=== Passage cité ===

Une des leçons de ce siècle, pour la social-démocratie, est qu'il
n'est sans doute plus possible de la définir comme «système». Plus
qu'un système, la social-démocratie est une façon de réguler la
société et de mettre l'économie de marché au service des hommes. Elle
est une inspiration, une façon d'agir, une référence constante à des
valeurs démocratiques et sociales.

Ainsi, nous acceptons l'économie de marché car c'est la façon la plus
efficace - à condition qu'elle soit régulée - d'allouer les
ressources, de stimuler l'initiative, de récompenser le travail. En
revanche, nous refusons «la société de marché», car si le marché
produit des richesses, il ne produit en soi ni solidarité, ni valeurs,
ni projet, ni sens. Parce que la société ne se résume pas à un échange
de marchandises, le marché ne peut être son seul animateur. Nous ne
sommes donc pas des «libéraux de gauche». Nous sommes des
socialistes. Et être socialiste, c'est affirmer qu'il existe un primat
du politique sur l'économique. (...)

Je pense que la crise de la social-démocratie est en partie derrière
nous. Les illusions de la vague libérale sont retombées. La
social-démocratie a commencé de refonder son identité politique. Ce
travail est loin d'être achevé, mais il est en cours et je suis
confiant. Une partie de ce travail est menée à l'échelle
européenne. Et c'est logique, car le socialisme est une idée
européenne, née en Europe, façonnée par des penseurs européens. (...)

Les sociaux-démocrates seront d'autant plus forts qu'ils travailleront
de concert à l'échelle européenne. Mais à une condition: ils doivent
comprendre que les réalités nationales, les histoires propres, les
paysages politiques, doivent absolument être pris en compte et
préservés. (...)

Par exemple, la Grande-Bretagne a toujours été plus «mondialisée» que
la France. (...) La révolution thatchérienne a, sans doute, rogné des
valeurs qui subsistent en France. Accéder au pouvoir au sortir de
l'expérience Thatcher n'a pas la même signification que gouverner
après MM. Balladur et Juppé. (...)

Dans ce sens, s'interroger sur «la bonne voie», choisir entre «la voie
blairienne», «la voie schröderienne», «la voie jospinienne», ne me
paraît pas avoir grand sens. (...) Si la «troisième voie» se situe
entre le communisme et le capitalisme, alors elle n'est qu'une
nouvelle appellation, propre aux Britanniques, du socialisme
démocratique. Ce qui ne veut pas dire qu'en France nous pensons à
l'identique. Si, en revanche, elle veut s'intercaler entre la
social-démocratie et le libéralisme, alors je ne la reprends pas à mon
compte. Je crois que la «troisième voie» est la forme nationale qu'a
pris, au Royaume-Uni, le travail de refondation théorique et politique
entrepris par toutes les forces socialistes ou sociales-démocrates.

=== Les entrées ===

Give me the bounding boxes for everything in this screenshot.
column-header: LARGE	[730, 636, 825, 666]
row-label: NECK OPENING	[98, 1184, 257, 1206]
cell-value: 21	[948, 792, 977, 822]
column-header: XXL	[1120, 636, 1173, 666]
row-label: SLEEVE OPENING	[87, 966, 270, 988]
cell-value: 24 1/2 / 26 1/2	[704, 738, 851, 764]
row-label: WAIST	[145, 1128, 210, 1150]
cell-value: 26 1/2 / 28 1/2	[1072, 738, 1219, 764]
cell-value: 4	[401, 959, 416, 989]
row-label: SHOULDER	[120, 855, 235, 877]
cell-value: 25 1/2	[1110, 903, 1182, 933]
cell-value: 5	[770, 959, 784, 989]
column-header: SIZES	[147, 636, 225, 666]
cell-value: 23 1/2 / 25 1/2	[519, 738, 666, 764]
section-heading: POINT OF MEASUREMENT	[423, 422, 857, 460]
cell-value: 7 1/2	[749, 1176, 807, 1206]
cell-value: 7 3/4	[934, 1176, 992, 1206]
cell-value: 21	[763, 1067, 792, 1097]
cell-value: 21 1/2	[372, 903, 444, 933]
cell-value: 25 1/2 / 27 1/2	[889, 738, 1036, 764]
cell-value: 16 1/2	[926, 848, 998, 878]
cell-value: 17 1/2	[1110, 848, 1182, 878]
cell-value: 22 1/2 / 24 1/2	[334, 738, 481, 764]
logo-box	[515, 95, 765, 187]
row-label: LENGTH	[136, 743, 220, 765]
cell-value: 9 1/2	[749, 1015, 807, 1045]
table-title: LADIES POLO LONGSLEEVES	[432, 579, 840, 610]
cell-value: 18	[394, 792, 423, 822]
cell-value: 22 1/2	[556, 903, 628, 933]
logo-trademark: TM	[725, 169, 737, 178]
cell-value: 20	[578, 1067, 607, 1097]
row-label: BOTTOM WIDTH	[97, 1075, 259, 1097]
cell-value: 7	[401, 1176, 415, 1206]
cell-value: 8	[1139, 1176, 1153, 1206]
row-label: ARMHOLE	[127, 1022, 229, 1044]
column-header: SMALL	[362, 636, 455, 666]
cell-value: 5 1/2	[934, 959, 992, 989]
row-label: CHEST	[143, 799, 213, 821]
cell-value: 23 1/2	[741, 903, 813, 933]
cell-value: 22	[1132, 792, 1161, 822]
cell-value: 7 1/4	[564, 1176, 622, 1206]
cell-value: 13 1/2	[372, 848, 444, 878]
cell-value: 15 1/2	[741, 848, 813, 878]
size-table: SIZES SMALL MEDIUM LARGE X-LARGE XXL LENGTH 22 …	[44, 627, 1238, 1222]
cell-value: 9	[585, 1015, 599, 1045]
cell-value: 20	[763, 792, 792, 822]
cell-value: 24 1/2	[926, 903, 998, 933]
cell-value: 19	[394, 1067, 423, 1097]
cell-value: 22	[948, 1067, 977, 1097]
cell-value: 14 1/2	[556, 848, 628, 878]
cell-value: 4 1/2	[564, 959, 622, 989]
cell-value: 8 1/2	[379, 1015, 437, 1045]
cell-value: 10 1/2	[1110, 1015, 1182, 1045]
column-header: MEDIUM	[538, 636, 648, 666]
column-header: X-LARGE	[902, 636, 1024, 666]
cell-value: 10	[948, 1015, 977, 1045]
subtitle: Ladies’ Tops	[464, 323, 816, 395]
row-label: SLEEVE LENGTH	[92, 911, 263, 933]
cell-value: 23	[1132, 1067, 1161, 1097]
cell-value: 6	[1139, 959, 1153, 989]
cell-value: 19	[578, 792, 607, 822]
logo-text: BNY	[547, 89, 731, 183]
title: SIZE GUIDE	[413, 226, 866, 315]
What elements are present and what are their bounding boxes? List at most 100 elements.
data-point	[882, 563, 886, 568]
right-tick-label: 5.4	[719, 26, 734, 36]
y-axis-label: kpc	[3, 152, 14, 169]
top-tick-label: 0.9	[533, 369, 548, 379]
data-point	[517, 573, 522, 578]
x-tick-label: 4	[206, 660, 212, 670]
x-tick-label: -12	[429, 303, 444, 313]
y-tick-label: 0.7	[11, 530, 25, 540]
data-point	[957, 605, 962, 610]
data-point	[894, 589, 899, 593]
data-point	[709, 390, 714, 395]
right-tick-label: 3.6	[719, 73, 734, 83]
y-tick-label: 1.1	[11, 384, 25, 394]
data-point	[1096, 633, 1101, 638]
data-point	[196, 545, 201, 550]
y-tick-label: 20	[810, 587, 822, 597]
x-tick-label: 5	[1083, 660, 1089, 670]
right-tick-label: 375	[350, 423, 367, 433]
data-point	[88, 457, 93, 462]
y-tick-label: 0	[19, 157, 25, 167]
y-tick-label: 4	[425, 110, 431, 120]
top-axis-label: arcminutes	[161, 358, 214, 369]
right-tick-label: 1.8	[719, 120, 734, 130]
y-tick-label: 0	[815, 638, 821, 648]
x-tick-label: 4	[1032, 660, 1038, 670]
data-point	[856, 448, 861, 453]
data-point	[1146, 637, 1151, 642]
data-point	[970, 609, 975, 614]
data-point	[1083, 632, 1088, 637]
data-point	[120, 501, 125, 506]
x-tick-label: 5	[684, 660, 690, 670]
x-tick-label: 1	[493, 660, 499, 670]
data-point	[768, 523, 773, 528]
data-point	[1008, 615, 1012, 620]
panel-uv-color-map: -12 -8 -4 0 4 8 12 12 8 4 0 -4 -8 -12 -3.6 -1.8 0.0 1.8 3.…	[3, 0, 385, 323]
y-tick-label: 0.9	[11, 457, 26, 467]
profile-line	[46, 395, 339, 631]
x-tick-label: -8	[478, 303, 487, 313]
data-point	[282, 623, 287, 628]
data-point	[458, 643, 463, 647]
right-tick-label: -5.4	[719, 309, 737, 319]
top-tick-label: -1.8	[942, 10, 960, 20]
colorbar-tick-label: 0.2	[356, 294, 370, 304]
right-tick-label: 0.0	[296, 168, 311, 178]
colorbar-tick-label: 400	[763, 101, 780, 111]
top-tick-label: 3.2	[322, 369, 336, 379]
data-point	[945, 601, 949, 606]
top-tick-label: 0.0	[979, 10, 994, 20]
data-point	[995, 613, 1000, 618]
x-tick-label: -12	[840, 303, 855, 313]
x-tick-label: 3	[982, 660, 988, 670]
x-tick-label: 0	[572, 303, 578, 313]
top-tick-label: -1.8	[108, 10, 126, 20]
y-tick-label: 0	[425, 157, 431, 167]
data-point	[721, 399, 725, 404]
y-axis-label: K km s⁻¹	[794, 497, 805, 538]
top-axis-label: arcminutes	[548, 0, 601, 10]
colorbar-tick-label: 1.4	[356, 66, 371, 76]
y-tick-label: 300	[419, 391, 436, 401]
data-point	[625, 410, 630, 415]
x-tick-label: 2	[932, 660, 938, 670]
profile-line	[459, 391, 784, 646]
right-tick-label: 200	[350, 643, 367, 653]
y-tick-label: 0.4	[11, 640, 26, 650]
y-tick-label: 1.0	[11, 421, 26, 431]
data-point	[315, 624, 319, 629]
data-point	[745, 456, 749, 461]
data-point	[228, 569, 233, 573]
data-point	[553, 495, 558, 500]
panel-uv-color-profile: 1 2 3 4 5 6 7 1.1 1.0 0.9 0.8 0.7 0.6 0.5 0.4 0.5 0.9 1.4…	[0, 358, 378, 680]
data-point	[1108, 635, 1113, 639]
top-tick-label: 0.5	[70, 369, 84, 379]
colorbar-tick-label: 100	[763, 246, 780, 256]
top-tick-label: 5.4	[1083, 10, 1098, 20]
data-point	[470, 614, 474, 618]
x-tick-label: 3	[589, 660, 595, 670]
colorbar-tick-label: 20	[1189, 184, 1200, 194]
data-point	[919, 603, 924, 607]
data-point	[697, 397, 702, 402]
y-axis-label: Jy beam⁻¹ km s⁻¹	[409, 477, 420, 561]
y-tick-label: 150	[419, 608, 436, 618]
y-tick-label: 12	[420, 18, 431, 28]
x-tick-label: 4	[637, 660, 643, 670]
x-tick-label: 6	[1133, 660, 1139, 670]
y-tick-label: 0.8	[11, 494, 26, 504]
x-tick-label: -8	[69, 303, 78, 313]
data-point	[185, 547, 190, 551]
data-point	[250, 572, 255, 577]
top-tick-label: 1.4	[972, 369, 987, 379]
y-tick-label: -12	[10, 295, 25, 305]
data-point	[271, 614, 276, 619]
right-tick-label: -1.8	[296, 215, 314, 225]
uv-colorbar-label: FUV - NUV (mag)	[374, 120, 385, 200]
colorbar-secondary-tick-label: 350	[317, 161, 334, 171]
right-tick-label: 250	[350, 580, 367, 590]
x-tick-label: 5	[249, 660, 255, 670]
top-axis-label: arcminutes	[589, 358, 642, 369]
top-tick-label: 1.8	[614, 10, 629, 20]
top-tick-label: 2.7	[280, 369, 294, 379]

===

— Les consignes —
**A)** Réécrivez la partie du passage sur la social-démocratie qui s'ouvre sur « Ainsi, nous acceptons » et se termine par « sur l'économique. (...) », en remplaçant « marchandises » par « biens ».
**B)** Comment traduire en anglais cette phrase du passage sur la social-démocratie : « Je pense que la crise de la social-démocratie est en partie derrière nous. » ?
**C)** Poursuivez le passage sur la social-démocratie à partir de l'endroit où il s'arrête.

— Réponses par consigne —
**A)**
Ainsi, nous acceptons l'économie de marché car c'est la façon la plus
efficace - à condition qu'elle soit régulée - d'allouer les
ressources, de stimuler l'initiative, de récompenser le travail. En
revanche, nous refusons «la société de marché», car si le marché
produit des richesses, il ne produit en soi ni solidarité, ni valeurs,
ni projet, ni sens. Parce que la société ne se résume pas à un échange
de biens, le marché ne peut être son seul animateur. Nous ne
sommes donc pas des «libéraux de gauche». Nous sommes des
socialistes. Et être socialiste, c'est affirmer qu'il existe un primat
du politique sur l'économique. (...)

**B)** I think that the crisis of social democracy is partly behind us.

**C)**
Les socialistes français ont traversé de façon singulière la crise de
la social-démocratie européenne. En son sein, en effet, nous occupons
une place particulière. Il n'y a jamais eu en France de parti de
masse, sauf en terme d'électeurs. Il n'y pas eu chez nous de fusion
avec le monde syndical. Qui plus est, le Parti socialiste évolue dans
un système institutionnel où domine le présidentialisme, alors que la
social-démocratie va souvent de pair avec le parlementarisme. Enfin,
nous n'avons pas de tradition forte de négociation et de dialogue
social. Et c'est pourquoi il faut travailler en ce sens. Nous formons
ainsi une social-démocratie beaucoup plus «politique» que
«sociale». Nous pouvons connaître des succès électoraux de grande
ampleur, puis des retombées très importantes, car nos assises
sociologiques sont peut-être plus faibles qu'elles ne le sont
ailleurs.

Longtemps cette situation a été ressentie comme une faiblesse, une
«anomalie» française. Mais cela nous a permis, peut-être, au moment où
la social-démocratie est entrée dans la crise, d'être plus
réactifs. Nous étions peut-être moins solides, mais aussi moins
«lestés». (...) Nous avons rebondi grâce, en partie, à un système de
coalition: la majorité plurielle, dans laquelle le Parti communiste et
les Verts constituent des composantes essentielles, aux côtés du Parti
radical de gauche et du Mouvement des citoyens. Ce concept de gauche
plurielle rencontre la bienveillance des Français. Il me semble mieux
adapté que le terme exclusif de social-démocratie. Et nous avons
gouverné de façon nouvelle, à la fois fidèles à nos valeurs,
respectueux de nos engagements et modernes dans notre approche et
notre méthode. Naturellement, il n'y a pas de modèle «jospinien»; mais
j'ai joué mon rôle dans ce moment très français de reconstruction
politique de la gauche. (...)

Le gouvernement travaille à faire émerger une modernité
maîtrisée. Nous disons oui à la modernité. Mais une modernité
collectivement construite. Une modernité qui respecte les caractères
de notre nation. Une modernité acceptée car acceptable par tous les
citoyens. (...)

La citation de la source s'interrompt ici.